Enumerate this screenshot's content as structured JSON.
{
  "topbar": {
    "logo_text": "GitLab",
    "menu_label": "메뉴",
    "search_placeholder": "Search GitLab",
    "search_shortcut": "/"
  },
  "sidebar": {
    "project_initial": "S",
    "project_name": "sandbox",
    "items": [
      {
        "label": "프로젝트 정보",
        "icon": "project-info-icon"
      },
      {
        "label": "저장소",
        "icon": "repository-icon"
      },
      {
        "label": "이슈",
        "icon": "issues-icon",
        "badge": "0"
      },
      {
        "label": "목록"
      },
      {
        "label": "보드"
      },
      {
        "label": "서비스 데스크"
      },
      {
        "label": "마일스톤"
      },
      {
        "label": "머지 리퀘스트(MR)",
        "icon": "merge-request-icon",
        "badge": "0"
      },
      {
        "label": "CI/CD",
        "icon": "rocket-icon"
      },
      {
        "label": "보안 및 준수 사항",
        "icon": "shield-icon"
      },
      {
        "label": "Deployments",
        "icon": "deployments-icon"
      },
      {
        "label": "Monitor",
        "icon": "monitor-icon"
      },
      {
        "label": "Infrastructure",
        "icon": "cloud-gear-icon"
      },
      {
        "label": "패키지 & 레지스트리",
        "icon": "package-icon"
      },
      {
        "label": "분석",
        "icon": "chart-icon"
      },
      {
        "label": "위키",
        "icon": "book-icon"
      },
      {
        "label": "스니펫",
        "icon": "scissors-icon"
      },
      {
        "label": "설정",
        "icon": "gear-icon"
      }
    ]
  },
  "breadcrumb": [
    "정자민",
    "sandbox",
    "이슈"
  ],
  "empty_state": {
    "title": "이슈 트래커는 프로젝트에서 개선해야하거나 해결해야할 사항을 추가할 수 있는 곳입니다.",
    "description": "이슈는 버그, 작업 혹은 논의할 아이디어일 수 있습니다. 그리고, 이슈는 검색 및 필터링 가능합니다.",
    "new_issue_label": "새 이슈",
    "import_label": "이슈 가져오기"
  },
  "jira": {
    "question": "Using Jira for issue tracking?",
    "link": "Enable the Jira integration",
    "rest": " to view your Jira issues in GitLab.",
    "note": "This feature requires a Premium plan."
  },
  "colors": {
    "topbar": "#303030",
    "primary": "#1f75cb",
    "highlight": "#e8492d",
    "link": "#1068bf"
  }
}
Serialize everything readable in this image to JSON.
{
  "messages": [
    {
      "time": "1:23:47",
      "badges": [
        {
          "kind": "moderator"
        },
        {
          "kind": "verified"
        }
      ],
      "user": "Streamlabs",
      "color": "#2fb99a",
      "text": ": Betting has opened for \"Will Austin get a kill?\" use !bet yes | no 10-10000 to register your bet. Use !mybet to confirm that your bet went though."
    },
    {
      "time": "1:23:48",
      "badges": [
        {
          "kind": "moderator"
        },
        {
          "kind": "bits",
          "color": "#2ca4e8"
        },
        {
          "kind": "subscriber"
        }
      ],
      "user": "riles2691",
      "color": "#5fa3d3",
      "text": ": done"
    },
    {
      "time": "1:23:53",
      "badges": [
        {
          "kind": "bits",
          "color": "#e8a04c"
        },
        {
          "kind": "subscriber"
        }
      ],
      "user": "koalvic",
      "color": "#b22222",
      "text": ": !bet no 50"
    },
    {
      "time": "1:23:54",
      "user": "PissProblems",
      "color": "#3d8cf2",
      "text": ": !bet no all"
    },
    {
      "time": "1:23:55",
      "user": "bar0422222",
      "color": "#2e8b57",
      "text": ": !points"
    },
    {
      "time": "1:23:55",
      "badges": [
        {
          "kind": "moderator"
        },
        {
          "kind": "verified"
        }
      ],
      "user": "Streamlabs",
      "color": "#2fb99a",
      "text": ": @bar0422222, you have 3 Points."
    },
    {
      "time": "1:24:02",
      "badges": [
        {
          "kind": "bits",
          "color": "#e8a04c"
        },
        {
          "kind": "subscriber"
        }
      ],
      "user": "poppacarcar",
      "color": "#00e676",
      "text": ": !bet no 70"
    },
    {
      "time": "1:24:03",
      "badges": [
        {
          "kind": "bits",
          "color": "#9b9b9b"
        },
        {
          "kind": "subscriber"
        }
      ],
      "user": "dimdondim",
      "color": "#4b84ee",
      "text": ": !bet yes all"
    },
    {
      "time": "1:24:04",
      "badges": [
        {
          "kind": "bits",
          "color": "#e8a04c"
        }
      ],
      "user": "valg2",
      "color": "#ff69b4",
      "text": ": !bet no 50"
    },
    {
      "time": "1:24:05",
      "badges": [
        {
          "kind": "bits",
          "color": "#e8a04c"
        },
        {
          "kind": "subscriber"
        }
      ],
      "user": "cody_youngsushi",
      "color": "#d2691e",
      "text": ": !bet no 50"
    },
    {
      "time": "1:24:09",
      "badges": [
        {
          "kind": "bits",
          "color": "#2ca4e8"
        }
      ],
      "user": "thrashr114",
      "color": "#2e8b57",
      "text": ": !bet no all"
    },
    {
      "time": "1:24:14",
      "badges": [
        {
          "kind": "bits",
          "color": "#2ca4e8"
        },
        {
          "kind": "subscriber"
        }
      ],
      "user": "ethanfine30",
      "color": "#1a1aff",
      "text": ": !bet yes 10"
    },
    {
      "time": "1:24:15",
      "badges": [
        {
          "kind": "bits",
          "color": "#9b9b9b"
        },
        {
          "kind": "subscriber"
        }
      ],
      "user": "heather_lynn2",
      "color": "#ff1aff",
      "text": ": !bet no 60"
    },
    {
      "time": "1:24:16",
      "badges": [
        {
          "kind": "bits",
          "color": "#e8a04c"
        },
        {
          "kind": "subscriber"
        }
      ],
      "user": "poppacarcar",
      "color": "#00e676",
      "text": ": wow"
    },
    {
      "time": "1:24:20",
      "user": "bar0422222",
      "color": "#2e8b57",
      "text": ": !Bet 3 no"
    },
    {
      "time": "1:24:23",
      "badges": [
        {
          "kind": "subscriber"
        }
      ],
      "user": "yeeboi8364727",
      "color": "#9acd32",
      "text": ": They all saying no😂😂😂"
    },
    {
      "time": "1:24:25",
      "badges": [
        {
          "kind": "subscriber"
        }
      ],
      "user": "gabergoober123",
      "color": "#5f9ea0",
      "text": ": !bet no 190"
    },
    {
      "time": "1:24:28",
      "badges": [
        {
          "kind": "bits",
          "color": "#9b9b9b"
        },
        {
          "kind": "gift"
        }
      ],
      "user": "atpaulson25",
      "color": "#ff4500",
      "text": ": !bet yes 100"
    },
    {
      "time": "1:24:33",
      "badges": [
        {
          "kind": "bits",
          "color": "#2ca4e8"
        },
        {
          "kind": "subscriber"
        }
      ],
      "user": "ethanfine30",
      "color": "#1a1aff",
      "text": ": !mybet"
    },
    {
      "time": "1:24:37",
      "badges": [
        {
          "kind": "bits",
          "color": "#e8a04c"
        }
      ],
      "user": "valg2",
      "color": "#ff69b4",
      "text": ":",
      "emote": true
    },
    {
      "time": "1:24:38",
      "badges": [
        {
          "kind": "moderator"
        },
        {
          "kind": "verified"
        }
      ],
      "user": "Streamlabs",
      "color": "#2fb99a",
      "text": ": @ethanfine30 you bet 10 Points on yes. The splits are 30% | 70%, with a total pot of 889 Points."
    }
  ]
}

.....

Exercise description
Which lines contain the word "your"? Copy each of them.

Worked answer
    "rest": " to view your Jira issues in GitLab.",
      "text": ": Betting has opened for \"Will Austin get a kill?\" use !bet yes | no 10-10000 to register your bet. Use !mybet to confirm that your bet went though."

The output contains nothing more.